* start Raw records *

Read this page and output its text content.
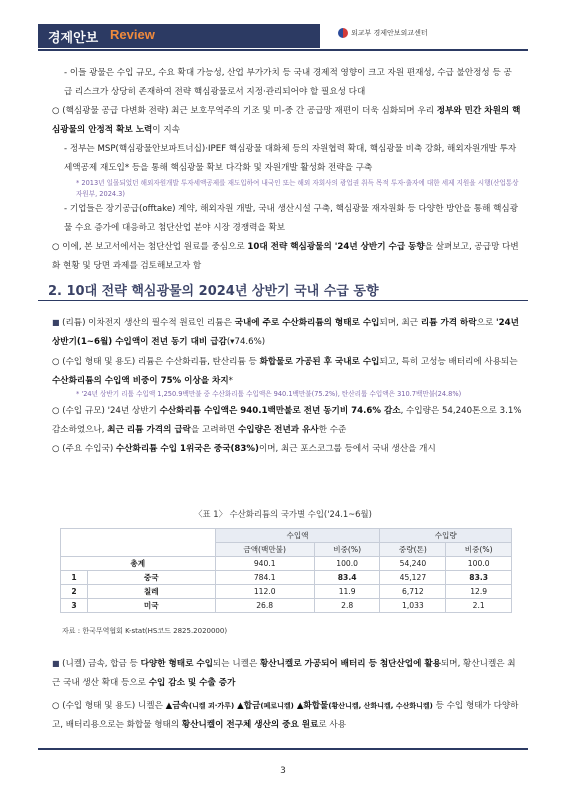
경제안보 Review	외교부 경제안보외교센터
- 이들 광물은 수입 규모, 수요 확대 가능성, 산업 부가가치 등 국내 경제적 영향이 크고 자원 편재성, 수급 불안정성 등 공급 리스크가 상당히 존재하여 전략 핵심광물로서 지정·관리되어야 할 필요성 다대
○ (핵심광물 공급 다변화 전략) 최근 보호무역주의 기조 및 미-중 간 공급망 재편이 더욱 심화되며 우리 정부와 민간 차원의 핵심광물의 안정적 확보 노력이 지속
- 정부는 MSP(핵심광물안보파트너십)·IPEF 핵심광물 대화체 등의 자원협력 확대, 핵심광물 비축 강화, 해외자원개발 투자세액공제 재도입* 등을 통해 핵심광물 확보 다각화 및 자원개발 활성화 전략을 구축
* 2013년 일몰되었던 해외자원개발 투자세액공제를 재도입하여 내국인 또는 해외 자회사의 광업권 취득 목적 투자·출자에 대한 세제 지원을 시행(산업통상자원부, 2024.3)
- 기업들은 장기공급(offtake) 계약, 해외자원 개발, 국내 생산시설 구축, 핵심광물 재자원화 등 다양한 방안을 통해 핵심광물 수요 증가에 대응하고 첨단산업 분야 시장 경쟁력을 확보
○ 이에, 본 보고서에서는 첨단산업 원료를 중심으로 10대 전략 핵심광물의 '24년 상반기 수급 동향을 살펴보고, 공급망 다변화 현황 및 당면 과제를 검토해보고자 함
2. 10대 전략 핵심광물의 2024년 상반기 국내 수급 동향
■ (리튬) 이차전지 생산의 필수적 원료인 리튬은 국내에 주로 수산화리튬의 형태로 수입되며, 최근 리튬 가격 하락으로 '24년 상반기(1~6월) 수입액이 전년 동기 대비 급감(▾74.6%)
○ (수입 형태 및 용도) 리튬은 수산화리튬, 탄산리튬 등 화합물로 가공된 후 국내로 수입되고, 특히 고성능 배터리에 사용되는 수산화리튬의 수입액 비중이 75% 이상을 차지*
* '24년 상반기 리튬 수입액 1,250.9백만불 중 수산화리튬 수입액은 940.1백만불(75.2%), 탄산리튬 수입액은 310.7백만불(24.8%)
○ (수입 규모) '24년 상반기 수산화리튬 수입액은 940.1백만불로 전년 동기비 74.6% 감소, 수입량은 54,240톤으로 3.1% 감소하였으나, 최근 리튬 가격의 급락을 고려하면 수입량은 전년과 유사한 수준
○ (주요 수입국) 수산화리튬 수입 1위국은 중국(83%)이며, 최근 포스코그룹 등에서 국내 생산을 개시
〈표 1〉 수산화리튬의 국가별 수입('24.1~6월)
		수입액		수입량	
		금액(백만불)	비중(%)	중량(톤)	비중(%)
총계		940.1	100.0	54,240	100.0
1	중국	784.1	83.4	45,127	83.3
2	칠레	112.0	11.9	6,712	12.9
3	미국	26.8	2.8	1,033	2.1
자료 : 한국무역협회 K-stat(HS코드 2825.2020000)
■ (니켈) 금속, 합금 등 다양한 형태로 수입되는 니켈은 황산니켈로 가공되어 배터리 등 첨단산업에 활용되며, 황산니켈은 최근 국내 생산 확대 등으로 수입 감소 및 수출 증가
○ (수입 형태 및 용도) 니켈은 ▲금속(니켈 괴·가루) ▲합금(페로니켈) ▲화합물(황산니켈, 산화니켈, 수산화니켈) 등 수입 형태가 다양하고, 배터리용으로는 화합물 형태의 황산니켈이 전구체 생산의 중요 원료로 사용
3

* end Raw records *

§ **Given exercise**
Copy out each line of the records where the string "핵심광물의" appears.

§ **Output below**
○ (핵심광물 공급 다변화 전략) 최근 보호무역주의 기조 및 미-중 간 공급망 재편이 더욱 심화되며 우리 정부와 민간 차원의 핵심광물의 안정적 확보 노력이 지속
○ 이에, 본 보고서에서는 첨단산업 원료를 중심으로 10대 전략 핵심광물의 '24년 상반기 수급 동향을 살펴보고, 공급망 다변화 현황 및 당면 과제를 검토해보고자 함
2. 10대 전략 핵심광물의 2024년 상반기 국내 수급 동향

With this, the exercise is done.